[BEGIN]
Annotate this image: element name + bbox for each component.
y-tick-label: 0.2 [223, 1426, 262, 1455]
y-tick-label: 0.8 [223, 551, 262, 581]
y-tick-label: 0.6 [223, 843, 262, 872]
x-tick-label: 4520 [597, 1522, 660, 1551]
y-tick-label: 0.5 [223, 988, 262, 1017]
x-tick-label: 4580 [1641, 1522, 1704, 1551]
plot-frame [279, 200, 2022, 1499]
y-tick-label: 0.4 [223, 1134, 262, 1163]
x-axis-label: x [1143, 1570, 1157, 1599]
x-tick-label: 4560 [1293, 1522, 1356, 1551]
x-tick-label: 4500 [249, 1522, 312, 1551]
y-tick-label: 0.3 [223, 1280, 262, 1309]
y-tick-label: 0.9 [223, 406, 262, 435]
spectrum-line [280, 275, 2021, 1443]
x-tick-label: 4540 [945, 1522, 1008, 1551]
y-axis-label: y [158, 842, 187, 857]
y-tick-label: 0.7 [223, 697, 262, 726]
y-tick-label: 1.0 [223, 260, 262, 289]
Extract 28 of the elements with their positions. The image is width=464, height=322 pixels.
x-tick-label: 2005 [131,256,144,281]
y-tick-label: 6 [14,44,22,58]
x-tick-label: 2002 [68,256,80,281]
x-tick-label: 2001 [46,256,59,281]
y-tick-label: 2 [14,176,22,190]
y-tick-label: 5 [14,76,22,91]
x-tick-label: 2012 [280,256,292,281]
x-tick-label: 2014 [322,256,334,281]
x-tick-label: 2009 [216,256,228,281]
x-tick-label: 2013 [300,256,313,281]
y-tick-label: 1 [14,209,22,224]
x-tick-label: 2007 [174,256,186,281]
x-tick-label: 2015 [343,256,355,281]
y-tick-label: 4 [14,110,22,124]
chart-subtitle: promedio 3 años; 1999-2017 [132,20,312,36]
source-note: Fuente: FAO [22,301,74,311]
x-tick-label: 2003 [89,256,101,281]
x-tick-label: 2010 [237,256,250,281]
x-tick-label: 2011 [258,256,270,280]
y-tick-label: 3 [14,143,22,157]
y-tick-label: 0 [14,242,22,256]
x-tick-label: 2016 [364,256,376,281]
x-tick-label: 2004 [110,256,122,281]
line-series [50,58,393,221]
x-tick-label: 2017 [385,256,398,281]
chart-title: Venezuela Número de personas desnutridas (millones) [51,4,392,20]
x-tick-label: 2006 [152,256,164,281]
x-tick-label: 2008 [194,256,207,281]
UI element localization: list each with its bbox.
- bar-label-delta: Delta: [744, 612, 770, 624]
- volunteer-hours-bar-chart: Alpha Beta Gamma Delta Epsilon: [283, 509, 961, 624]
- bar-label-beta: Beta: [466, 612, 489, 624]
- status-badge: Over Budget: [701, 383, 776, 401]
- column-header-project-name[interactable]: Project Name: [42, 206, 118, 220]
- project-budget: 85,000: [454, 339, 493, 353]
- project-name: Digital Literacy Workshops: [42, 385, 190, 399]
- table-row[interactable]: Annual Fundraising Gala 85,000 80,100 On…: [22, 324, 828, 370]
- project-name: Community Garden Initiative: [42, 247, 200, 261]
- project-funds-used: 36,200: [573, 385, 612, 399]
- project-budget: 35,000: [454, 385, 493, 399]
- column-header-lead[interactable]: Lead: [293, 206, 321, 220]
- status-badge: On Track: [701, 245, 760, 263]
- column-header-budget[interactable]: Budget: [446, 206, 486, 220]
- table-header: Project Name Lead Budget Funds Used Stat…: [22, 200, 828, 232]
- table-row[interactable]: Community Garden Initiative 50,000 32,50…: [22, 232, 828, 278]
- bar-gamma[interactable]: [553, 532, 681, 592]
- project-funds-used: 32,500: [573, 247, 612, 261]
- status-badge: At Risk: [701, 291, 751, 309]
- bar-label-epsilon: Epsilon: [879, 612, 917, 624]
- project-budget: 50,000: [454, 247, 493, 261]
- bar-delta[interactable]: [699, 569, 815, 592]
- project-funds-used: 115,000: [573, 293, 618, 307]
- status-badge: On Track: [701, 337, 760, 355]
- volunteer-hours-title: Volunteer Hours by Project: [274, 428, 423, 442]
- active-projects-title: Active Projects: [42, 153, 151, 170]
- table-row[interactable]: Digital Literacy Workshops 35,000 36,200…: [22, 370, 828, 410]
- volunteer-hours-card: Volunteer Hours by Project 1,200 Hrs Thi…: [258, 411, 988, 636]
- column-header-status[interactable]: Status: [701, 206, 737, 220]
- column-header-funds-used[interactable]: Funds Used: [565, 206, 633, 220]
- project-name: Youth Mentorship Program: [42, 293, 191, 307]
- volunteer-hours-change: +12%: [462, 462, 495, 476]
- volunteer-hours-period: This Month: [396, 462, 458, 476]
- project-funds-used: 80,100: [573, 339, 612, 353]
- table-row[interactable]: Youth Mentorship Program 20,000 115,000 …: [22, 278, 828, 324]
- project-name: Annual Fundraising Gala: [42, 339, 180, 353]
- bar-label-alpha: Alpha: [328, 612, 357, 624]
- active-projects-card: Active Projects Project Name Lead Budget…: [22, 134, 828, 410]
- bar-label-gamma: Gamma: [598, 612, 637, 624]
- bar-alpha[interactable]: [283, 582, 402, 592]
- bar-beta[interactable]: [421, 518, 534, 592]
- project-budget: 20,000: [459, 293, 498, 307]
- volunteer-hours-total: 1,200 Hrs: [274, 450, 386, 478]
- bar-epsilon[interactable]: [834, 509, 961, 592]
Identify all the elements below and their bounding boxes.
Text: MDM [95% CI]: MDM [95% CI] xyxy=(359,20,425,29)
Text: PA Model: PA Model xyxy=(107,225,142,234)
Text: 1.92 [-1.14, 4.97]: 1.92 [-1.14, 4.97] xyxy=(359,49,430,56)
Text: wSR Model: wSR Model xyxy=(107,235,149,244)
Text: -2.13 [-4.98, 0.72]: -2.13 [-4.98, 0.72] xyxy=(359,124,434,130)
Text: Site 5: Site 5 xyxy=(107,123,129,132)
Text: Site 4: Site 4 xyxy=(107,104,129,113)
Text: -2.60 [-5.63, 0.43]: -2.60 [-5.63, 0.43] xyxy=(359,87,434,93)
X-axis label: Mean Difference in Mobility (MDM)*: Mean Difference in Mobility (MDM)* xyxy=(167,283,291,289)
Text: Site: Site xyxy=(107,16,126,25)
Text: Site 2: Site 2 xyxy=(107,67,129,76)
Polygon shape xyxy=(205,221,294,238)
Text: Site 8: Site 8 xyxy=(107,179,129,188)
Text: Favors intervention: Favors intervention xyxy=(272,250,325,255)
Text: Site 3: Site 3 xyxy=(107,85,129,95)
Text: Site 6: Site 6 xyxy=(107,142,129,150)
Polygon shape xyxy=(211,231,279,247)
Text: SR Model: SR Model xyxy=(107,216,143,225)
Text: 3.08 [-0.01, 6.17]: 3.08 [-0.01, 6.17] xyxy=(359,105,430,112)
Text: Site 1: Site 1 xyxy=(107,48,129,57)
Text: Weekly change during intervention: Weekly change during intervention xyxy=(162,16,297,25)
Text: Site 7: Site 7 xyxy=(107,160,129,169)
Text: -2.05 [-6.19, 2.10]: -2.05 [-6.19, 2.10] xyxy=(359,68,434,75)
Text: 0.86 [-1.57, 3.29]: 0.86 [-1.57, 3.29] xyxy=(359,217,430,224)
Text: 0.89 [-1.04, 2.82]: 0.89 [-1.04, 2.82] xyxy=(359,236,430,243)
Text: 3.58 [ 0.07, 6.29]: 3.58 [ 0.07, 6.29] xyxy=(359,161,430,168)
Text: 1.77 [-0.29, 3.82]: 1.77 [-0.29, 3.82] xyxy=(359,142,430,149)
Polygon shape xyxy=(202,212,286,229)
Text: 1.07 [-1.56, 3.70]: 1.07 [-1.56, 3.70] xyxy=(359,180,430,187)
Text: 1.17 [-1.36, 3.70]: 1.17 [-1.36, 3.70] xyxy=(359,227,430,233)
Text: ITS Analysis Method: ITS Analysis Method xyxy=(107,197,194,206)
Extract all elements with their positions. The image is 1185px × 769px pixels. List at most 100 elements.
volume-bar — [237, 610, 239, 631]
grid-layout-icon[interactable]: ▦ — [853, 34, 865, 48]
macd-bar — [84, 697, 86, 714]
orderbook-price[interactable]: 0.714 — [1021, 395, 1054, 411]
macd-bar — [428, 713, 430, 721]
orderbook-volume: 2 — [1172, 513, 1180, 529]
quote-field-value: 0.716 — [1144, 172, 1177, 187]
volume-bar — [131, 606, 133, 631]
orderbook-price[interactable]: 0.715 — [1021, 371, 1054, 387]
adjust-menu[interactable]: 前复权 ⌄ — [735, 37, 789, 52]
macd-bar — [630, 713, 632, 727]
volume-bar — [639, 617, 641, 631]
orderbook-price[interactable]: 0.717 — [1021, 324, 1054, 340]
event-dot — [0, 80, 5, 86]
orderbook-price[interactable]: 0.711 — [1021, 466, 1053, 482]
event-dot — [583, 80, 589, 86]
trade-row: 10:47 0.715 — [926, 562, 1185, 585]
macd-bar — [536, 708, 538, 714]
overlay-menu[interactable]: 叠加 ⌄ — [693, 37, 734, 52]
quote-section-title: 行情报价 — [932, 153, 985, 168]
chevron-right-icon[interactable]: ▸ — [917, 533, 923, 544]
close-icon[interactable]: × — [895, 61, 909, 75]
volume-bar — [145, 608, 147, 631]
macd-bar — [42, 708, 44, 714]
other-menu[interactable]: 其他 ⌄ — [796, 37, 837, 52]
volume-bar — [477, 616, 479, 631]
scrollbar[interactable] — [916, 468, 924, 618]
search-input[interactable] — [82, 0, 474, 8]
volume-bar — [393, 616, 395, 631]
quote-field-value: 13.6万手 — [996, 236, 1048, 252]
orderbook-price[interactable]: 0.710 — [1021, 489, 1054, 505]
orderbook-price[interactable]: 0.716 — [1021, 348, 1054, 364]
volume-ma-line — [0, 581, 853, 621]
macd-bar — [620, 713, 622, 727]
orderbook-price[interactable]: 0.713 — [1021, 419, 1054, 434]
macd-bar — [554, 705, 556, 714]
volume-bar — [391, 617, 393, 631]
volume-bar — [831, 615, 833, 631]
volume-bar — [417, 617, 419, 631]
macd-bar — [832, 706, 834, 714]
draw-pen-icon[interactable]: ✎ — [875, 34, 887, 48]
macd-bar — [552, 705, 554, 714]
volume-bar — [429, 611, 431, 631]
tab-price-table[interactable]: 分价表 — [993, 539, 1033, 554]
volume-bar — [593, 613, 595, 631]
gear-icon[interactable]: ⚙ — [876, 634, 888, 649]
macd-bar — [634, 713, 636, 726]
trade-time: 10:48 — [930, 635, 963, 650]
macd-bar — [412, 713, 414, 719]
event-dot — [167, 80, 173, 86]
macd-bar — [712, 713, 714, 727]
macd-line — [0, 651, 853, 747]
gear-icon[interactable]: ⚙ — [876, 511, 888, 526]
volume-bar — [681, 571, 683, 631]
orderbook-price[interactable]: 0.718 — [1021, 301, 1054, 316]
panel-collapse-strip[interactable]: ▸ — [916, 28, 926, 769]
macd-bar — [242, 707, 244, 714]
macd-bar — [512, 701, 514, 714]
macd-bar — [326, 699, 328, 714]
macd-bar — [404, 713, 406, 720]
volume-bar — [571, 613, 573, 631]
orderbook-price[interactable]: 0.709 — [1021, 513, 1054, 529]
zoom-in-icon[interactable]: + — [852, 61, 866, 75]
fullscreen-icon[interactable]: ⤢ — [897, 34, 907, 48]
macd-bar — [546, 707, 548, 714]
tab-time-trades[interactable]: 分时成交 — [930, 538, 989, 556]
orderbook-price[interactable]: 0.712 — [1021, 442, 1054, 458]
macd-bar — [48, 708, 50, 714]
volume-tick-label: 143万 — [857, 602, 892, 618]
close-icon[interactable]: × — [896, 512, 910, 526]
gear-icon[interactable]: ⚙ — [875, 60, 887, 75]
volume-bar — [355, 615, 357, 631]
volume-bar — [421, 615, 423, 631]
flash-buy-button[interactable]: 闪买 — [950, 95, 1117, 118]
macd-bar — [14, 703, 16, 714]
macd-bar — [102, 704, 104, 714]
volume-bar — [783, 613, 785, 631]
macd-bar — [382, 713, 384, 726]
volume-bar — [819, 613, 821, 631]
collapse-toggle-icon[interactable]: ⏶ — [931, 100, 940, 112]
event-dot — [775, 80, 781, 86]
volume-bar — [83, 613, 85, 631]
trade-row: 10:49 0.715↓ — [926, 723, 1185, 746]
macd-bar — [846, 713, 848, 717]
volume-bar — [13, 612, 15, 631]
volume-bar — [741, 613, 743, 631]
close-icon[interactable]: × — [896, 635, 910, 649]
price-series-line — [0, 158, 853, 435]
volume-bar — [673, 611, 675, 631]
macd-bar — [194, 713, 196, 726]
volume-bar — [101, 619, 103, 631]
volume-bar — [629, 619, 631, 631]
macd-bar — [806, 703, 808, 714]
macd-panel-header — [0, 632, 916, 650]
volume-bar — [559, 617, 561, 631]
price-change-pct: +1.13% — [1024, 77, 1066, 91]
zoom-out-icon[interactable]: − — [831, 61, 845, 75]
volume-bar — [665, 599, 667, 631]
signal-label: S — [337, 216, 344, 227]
[END]
What to work on:
Turn the items above, from the first line through the line containing "spectrum-line [280, 275, 2021, 1443]" (inclusive), into a numbered list with any blank lines left out.

Answer below:
1. Annotate this image: element name + bbox for each component.
2. y-tick-label: 0.2 [223, 1426, 262, 1455]
3. y-tick-label: 0.8 [223, 551, 262, 581]
4. y-tick-label: 0.6 [223, 843, 262, 872]
5. x-tick-label: 4520 [597, 1522, 660, 1551]
6. y-tick-label: 0.5 [223, 988, 262, 1017]
7. x-tick-label: 4580 [1641, 1522, 1704, 1551]
8. plot-frame [279, 200, 2022, 1499]
9. y-tick-label: 0.4 [223, 1134, 262, 1163]
10. x-axis-label: x [1143, 1570, 1157, 1599]
11. x-tick-label: 4560 [1293, 1522, 1356, 1551]
12. x-tick-label: 4500 [249, 1522, 312, 1551]
13. y-tick-label: 0.3 [223, 1280, 262, 1309]
14. y-tick-label: 0.9 [223, 406, 262, 435]
15. spectrum-line [280, 275, 2021, 1443]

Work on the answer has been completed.